About the Author:
Chunjuan Nancy Wei is associate professor and chair of the International Political Economy & Diplomacy program at the University of Bridgeport in Connecticut, with a Ph.D. from Claremont Graduate University, and her work appears in New Dynamics in East Asian Politics (2012).
Darryl E. Brock is a Ph.D. candidate in modern history at Fordham University in New York City, with an M.A. in history from Claremont Graduate University, and is author of the book China and Darwinian Evolution: Influence on Intellectual and Social Development (2010).
Review:
This volume corrals the efforts of 12 scholars in the history of science to challenge the narrative of intellectual stagnation during the Cultural Revolution. Contributors use case studies to reveal that scientists who could apply their work to the needs of the common people aligned their intellectual endeavors with communist ideology and secured state funding. Chapters explore the intricacies of work in fields as diverse as calculus, physics, aerospace engineering, health care, agricultural engineering, demography, and social science to illustrate significant advances despite political setbacks. Scholars featured here acknowledge that bending academic pursuits to the desires of the state restricted intellectual life, but move beyond this assessment to explore the areas in which notable strides occurred. Moreover, contributors note that certain projects, including the creation of China's first satellite in 1970, the barefoot doctor movement of 1968 to 1981, and the nationwide implementation of the one-child policy were communist initiatives. This book puts to rest any claim that the communist state was anything but thoroughly committed to the promotion of science and technology, and continues the assessment of this work on its own terms without reference to foreign standards. Summing Up: Recommended. Upper-division undergraduates, graduate students, researchers/faculty, and professionals. (CHOICE)

::::::::

Tasks to complete >>
1. In the book description, translate this sentence into Spanish: "This volume corrals the efforts of 12 scholars in the history of science to challenge the narrative of intellectual stagnation during the Cultural Revolution."
2. Using the book description, answer these:
(a) Which university granted Chunjuan Nancy Wei her Ph.D.?
(b) What is the title of the book Darryl E. Brock wrote?
(c) In what year was China's first satellite created?
3. Write out the part of the book description starting at "Darryl E. Brock" and ending at "Social Development (2010).".
The data records aren't needed for any of this work.

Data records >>
::::::::

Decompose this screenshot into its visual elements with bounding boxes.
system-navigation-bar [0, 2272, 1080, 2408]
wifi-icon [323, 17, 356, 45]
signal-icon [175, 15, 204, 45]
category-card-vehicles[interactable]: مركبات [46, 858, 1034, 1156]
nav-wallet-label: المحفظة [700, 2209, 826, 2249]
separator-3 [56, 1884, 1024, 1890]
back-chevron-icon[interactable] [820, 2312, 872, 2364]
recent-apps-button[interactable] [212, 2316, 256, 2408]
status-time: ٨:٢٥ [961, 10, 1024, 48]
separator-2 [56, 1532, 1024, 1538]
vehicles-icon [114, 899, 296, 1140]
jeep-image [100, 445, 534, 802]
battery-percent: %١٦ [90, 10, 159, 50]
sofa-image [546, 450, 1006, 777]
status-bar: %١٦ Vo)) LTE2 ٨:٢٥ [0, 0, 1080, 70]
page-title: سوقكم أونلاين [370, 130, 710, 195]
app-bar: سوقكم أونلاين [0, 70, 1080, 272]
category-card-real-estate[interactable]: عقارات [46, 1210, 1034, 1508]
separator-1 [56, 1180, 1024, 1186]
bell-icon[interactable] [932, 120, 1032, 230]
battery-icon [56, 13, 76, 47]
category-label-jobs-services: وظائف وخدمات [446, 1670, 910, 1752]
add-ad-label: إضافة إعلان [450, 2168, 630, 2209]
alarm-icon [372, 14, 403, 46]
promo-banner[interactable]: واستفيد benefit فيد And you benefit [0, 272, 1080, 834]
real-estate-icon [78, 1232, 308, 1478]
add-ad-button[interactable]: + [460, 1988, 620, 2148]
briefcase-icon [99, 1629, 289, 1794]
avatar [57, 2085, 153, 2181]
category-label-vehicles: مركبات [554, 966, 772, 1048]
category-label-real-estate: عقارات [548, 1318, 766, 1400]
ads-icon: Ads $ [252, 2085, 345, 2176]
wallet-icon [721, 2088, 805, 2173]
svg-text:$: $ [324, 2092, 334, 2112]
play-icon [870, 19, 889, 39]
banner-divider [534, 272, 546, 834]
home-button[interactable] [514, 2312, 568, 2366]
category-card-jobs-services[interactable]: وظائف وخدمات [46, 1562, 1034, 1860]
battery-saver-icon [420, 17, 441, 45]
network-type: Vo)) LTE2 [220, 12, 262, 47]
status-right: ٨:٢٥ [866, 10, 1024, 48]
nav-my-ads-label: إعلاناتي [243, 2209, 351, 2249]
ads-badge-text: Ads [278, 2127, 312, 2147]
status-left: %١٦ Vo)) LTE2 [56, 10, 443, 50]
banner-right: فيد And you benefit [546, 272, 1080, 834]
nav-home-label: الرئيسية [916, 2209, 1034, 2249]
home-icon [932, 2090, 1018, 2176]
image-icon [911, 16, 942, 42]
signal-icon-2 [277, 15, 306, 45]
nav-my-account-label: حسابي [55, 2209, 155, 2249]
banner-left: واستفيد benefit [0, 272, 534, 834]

::::::::

Answers by item number >>
1. Este volumen reúne los esfuerzos de 12 académicos de la historia de la ciencia para cuestionar el relato del estancamiento intelectual durante la Revolución Cultural.

2.
(a) Claremont Graduate University
(b) China and Darwinian Evolution: Influence on Intellectual and Social Development
(c) 1970

3.
Darryl E. Brock is a Ph.D. candidate in modern history at Fordham University in New York City, with an M.A. in history from Claremont Graduate University, and is author of the book China and Darwinian Evolution: Influence on Intellectual and Social Development (2010).